§ Problem requirements
Show every line where "description" occurs.

§ Collected data
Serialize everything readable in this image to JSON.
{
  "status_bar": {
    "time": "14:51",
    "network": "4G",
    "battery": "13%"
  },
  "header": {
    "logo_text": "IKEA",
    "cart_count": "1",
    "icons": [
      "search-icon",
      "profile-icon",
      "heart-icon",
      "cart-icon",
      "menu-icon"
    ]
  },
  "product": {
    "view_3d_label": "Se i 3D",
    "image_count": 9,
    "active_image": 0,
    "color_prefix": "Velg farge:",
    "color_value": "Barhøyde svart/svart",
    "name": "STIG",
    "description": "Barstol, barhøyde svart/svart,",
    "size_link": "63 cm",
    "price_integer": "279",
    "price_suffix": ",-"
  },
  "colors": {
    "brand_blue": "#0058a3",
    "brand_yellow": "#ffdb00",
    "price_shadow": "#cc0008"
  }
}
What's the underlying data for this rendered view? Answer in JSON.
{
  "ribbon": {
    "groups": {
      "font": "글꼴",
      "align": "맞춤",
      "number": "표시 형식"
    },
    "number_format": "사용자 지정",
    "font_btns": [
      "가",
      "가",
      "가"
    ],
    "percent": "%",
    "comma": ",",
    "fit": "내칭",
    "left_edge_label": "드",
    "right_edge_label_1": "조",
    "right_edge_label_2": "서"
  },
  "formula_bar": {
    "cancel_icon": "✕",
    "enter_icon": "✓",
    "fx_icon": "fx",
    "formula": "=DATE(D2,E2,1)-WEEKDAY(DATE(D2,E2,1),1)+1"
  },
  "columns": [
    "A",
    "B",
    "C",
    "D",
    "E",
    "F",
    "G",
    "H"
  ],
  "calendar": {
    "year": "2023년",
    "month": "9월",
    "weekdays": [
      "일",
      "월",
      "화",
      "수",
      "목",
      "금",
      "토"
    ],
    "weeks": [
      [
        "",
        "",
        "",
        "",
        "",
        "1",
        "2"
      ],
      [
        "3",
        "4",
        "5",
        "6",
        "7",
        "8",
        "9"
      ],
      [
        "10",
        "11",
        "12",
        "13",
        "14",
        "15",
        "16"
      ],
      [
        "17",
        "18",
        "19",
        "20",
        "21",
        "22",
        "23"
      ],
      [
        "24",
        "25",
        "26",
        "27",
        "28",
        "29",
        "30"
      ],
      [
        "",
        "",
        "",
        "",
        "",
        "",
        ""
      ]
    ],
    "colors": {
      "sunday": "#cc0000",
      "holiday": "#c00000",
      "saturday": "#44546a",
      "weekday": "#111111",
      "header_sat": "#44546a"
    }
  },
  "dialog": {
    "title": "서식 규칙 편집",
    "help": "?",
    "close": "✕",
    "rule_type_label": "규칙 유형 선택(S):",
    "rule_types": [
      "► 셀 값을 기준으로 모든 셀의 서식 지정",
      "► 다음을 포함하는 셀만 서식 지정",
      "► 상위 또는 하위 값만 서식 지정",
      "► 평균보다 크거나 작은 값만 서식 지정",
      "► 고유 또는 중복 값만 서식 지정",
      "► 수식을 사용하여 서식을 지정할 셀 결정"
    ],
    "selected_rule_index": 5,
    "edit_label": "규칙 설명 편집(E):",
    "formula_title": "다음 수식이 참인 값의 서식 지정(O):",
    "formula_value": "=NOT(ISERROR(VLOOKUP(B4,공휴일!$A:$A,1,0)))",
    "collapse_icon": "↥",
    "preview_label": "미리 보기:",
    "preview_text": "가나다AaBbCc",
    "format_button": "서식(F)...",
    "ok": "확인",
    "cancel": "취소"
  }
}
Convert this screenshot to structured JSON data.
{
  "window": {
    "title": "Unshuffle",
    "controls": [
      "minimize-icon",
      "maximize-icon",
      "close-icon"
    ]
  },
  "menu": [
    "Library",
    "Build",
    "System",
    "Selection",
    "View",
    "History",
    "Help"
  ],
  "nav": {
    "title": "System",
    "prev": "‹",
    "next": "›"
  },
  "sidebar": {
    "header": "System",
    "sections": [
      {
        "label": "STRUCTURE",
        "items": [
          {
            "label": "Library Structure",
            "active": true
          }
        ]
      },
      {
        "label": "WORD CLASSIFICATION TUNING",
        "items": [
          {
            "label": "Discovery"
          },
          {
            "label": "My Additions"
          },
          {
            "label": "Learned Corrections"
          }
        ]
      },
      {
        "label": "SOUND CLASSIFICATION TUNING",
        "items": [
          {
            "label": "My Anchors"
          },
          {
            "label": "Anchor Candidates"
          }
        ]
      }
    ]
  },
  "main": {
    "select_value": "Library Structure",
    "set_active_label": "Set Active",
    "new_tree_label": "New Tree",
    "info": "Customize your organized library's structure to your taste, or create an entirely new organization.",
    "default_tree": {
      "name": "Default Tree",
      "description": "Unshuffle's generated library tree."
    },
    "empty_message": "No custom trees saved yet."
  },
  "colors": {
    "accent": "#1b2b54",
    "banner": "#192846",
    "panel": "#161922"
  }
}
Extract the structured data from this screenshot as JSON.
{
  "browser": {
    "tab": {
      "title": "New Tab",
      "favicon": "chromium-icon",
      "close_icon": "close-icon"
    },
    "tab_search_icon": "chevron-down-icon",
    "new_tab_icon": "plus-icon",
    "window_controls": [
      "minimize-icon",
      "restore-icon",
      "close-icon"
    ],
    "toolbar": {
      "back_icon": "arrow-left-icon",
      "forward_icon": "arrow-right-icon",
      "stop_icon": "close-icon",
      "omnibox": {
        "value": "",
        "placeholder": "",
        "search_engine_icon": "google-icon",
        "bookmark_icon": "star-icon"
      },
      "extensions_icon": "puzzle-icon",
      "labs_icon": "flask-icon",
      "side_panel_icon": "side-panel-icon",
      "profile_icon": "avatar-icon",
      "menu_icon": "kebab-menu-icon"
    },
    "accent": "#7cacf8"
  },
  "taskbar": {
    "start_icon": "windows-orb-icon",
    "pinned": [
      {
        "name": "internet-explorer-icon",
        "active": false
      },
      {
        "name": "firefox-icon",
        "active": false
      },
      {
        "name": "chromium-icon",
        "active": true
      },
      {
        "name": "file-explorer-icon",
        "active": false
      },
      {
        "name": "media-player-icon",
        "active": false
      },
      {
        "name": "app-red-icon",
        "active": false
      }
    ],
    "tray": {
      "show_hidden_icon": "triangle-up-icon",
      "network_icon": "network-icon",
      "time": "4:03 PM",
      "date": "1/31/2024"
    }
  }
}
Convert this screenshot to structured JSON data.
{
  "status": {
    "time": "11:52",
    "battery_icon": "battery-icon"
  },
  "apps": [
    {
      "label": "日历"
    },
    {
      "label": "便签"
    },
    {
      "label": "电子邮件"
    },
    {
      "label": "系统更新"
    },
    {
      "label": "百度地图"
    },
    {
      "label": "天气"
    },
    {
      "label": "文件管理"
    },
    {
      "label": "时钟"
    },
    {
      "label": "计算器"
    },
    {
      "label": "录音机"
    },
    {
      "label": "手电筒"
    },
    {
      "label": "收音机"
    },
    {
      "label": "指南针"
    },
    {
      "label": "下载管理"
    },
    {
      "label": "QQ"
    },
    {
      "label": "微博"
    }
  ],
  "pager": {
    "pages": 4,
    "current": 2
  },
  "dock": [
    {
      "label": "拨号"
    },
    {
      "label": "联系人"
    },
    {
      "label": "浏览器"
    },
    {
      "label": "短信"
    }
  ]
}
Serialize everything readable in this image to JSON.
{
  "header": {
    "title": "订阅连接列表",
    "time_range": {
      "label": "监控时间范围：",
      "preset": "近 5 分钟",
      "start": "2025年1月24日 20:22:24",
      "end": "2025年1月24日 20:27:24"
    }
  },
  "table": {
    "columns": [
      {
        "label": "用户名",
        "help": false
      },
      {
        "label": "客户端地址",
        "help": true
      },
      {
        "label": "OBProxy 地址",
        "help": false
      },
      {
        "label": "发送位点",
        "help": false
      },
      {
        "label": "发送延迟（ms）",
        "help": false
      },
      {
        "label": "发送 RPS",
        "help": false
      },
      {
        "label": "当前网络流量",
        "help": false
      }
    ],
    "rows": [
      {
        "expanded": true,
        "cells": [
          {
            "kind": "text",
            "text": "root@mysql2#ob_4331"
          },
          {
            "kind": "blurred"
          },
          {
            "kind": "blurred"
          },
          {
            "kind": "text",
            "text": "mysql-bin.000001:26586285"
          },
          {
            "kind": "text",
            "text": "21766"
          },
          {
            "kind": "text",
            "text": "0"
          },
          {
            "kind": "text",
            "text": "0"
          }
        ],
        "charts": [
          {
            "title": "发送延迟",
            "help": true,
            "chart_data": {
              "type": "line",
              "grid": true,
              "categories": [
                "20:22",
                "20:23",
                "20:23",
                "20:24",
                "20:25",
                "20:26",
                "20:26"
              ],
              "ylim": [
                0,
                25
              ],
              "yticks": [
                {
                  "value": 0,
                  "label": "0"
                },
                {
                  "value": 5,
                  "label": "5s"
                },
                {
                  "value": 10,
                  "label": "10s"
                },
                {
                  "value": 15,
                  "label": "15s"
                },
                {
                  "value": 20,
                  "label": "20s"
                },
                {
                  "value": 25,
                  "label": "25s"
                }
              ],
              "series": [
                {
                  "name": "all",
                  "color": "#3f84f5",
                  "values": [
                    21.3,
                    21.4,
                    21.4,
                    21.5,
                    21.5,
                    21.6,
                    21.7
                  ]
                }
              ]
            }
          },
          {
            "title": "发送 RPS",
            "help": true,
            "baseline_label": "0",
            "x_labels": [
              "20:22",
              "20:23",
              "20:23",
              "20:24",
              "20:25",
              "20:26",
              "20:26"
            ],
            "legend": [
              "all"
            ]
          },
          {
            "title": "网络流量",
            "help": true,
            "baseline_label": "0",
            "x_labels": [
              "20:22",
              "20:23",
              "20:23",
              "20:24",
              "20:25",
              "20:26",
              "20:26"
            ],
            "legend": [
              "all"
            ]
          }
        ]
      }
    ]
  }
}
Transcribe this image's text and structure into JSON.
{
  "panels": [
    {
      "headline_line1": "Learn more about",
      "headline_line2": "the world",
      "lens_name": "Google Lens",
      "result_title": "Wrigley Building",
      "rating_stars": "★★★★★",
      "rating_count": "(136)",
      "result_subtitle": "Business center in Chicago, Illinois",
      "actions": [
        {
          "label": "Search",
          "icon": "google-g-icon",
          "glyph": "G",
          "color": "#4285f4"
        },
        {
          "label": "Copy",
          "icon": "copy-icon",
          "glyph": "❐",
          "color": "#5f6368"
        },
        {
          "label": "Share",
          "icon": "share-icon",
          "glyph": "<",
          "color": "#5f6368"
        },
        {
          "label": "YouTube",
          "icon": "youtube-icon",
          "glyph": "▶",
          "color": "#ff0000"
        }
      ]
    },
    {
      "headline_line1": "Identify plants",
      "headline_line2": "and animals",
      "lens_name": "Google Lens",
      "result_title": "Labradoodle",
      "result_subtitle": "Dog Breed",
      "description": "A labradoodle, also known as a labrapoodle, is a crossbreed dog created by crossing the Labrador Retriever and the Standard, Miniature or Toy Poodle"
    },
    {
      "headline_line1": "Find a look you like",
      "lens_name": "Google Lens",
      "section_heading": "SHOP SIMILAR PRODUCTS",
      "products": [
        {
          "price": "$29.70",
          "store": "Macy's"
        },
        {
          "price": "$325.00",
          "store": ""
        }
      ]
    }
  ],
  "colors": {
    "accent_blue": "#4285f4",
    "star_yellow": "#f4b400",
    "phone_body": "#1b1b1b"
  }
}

§ Final result
    "description": "Barstol, barhøyde svart/svart,",
      "description": "Unshuffle's generated library tree."
      "description": "A labradoodle, also known as a labrapoodle, is a crossbreed dog created by crossing the Labrador Retriever and the Standard, Miniature or Toy Poodle"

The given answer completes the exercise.